(TASK PROMPT) Isolate every line in the data with the string "noise" and copy it.

— BEGIN ENTRIES PROVIDED —

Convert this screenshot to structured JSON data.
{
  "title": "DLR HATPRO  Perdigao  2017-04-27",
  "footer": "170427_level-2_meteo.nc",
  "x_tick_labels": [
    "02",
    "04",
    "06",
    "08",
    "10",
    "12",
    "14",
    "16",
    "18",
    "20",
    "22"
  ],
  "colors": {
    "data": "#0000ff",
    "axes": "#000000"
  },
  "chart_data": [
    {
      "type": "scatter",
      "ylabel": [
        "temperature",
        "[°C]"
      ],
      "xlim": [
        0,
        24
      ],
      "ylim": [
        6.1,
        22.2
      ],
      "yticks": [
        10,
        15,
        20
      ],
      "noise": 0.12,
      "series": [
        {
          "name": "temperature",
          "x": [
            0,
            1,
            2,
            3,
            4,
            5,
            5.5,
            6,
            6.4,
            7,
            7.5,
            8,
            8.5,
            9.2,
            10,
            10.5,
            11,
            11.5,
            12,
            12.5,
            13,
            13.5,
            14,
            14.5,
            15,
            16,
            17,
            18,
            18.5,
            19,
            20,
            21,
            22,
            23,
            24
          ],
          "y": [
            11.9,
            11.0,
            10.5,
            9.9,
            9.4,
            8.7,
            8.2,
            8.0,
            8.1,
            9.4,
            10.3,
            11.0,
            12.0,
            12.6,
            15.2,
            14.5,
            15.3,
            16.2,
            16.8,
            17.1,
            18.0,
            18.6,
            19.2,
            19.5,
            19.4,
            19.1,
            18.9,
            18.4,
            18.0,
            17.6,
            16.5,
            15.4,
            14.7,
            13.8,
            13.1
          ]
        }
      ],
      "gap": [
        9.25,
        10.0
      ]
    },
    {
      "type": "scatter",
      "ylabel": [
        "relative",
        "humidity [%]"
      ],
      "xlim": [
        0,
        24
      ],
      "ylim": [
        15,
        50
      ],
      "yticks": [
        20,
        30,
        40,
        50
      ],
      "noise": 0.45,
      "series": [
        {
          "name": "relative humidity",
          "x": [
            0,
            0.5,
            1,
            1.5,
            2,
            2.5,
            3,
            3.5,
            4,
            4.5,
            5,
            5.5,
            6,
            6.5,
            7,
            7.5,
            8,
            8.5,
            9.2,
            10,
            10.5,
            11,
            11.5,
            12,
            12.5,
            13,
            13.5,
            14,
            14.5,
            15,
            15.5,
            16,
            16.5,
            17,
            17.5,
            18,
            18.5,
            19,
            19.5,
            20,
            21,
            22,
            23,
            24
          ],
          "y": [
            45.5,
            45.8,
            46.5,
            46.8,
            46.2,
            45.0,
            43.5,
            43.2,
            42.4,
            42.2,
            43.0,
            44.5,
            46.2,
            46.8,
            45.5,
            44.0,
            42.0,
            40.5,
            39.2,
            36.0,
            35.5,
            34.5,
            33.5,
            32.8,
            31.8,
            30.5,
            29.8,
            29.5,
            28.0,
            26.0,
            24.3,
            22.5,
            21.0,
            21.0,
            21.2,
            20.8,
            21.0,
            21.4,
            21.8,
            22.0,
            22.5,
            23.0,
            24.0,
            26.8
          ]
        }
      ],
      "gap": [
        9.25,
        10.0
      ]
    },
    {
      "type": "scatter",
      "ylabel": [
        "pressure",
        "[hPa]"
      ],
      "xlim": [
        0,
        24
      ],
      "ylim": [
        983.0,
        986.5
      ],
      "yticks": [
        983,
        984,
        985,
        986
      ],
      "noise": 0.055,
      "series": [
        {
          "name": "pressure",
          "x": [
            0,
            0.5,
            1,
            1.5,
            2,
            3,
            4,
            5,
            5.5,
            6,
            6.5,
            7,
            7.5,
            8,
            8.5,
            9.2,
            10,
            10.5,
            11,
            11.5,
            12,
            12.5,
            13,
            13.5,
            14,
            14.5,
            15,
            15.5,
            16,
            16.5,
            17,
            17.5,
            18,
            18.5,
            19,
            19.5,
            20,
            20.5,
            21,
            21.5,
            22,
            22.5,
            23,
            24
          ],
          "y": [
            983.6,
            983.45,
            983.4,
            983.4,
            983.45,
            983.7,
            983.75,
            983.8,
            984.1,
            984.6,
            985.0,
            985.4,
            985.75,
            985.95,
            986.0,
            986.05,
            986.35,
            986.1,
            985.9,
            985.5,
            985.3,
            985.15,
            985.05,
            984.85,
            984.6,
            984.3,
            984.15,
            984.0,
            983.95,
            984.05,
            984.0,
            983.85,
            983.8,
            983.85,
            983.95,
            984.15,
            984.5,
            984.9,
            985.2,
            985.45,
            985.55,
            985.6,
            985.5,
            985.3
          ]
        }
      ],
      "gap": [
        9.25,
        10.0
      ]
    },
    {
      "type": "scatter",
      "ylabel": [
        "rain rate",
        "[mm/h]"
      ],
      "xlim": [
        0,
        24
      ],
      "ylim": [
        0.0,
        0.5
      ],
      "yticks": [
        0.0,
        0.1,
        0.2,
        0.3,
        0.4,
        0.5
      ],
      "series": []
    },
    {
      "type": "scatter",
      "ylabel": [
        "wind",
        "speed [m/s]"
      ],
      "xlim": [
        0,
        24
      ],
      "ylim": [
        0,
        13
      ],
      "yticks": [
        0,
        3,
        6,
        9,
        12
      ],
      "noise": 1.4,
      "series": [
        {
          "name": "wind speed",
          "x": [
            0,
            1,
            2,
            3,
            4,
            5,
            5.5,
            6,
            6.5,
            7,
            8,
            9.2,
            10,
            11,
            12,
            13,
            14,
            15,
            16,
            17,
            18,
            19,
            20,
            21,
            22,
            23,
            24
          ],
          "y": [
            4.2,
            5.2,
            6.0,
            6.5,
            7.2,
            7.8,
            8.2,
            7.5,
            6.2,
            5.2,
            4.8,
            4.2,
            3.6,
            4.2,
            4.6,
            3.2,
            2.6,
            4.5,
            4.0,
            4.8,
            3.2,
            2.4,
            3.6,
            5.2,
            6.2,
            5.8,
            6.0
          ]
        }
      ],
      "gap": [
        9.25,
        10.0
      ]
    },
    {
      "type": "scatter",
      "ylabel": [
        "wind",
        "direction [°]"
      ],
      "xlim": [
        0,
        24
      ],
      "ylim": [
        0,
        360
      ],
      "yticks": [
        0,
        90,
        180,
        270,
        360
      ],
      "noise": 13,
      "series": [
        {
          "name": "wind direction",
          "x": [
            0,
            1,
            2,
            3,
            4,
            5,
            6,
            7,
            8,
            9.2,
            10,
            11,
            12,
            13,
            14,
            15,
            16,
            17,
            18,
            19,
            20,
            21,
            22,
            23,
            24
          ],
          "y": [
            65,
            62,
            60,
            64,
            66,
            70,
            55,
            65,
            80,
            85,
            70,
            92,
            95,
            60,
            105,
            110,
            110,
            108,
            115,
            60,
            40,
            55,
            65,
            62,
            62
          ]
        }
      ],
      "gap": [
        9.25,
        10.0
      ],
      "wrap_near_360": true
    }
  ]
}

— END ENTRIES PROVIDED —

(ANSWER TO THIS TASK)
      "noise": 0.12,
      "noise": 0.45,
      "noise": 0.055,
      "noise": 1.4,
      "noise": 13,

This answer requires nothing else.